----- Provided entries

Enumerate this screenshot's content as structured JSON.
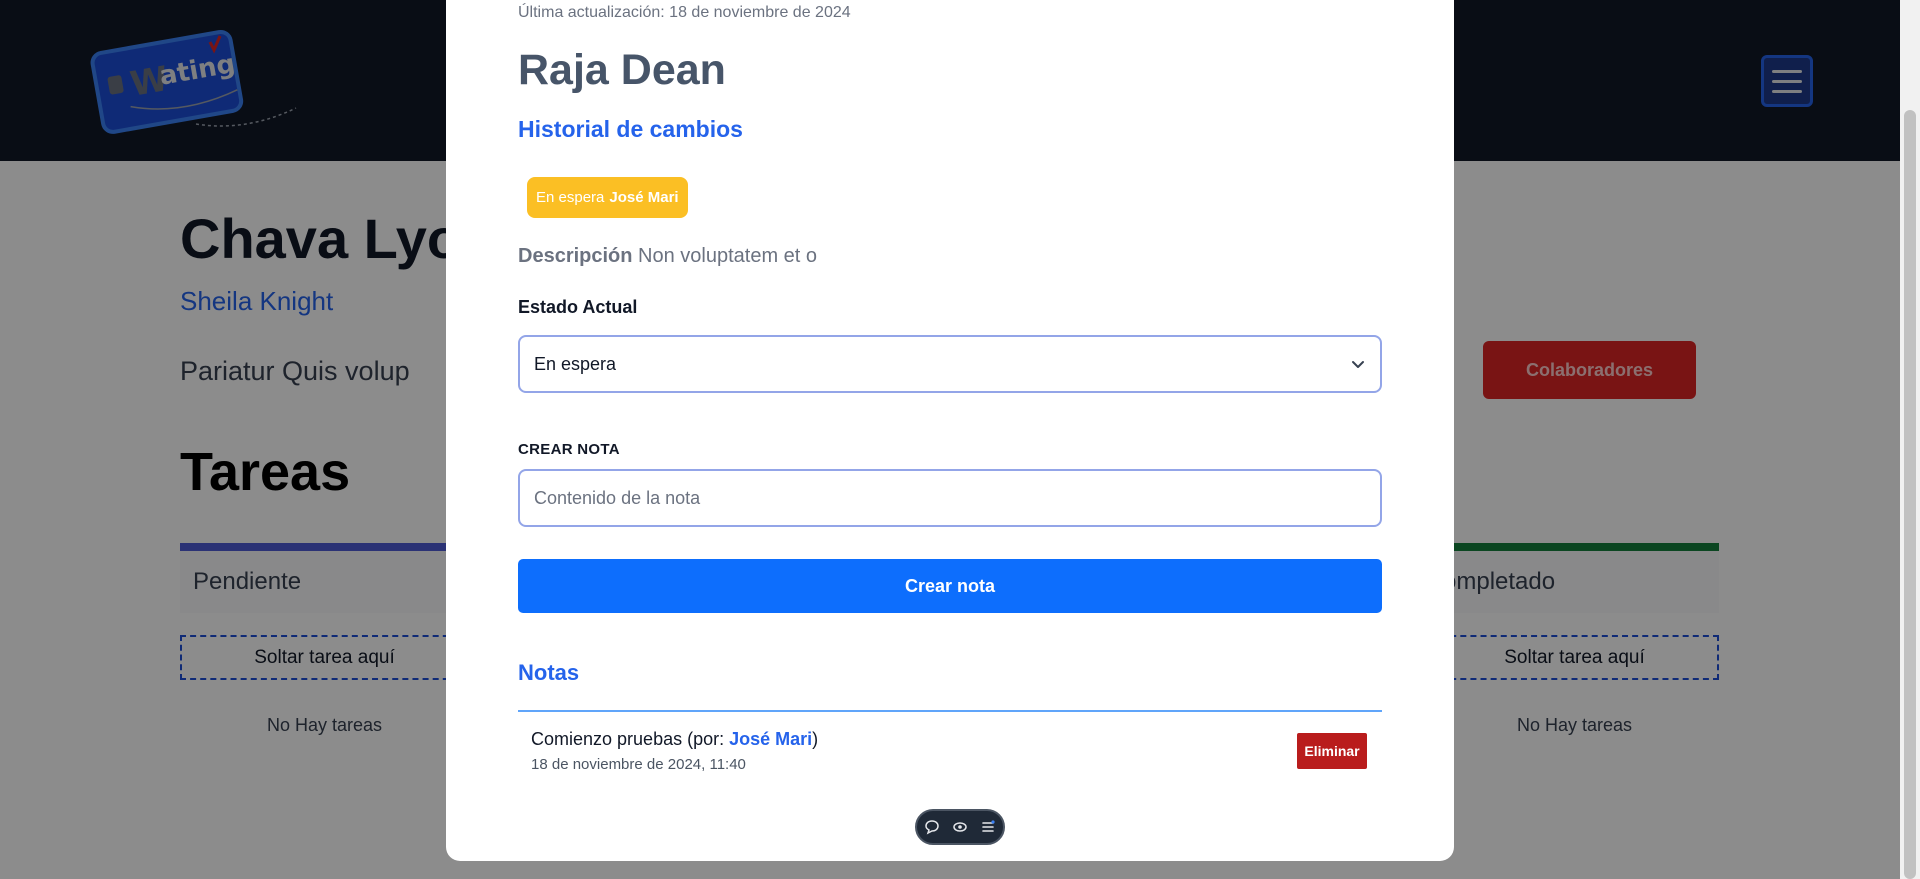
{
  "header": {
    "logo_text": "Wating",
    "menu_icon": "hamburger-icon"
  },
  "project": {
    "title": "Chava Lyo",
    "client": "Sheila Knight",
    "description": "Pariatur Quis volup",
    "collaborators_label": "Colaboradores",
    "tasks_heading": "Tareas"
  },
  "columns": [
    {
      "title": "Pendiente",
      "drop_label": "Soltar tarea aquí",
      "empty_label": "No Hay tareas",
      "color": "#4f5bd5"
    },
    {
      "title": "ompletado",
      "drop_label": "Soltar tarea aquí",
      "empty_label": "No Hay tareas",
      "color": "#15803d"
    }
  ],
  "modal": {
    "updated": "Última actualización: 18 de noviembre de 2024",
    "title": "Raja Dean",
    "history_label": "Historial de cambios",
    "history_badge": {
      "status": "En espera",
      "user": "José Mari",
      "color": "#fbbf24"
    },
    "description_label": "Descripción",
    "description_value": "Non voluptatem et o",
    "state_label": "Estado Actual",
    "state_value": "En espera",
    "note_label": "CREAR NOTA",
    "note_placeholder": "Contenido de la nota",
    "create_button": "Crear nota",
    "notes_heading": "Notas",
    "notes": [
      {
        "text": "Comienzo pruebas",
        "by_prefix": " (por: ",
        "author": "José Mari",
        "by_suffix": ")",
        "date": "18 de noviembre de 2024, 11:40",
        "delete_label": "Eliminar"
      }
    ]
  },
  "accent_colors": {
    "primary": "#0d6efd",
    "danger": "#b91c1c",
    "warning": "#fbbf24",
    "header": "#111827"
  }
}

----------

Search the listing for the word "espera" and return each line that holds it.

      "status": "En espera",
    "state_value": "En espera",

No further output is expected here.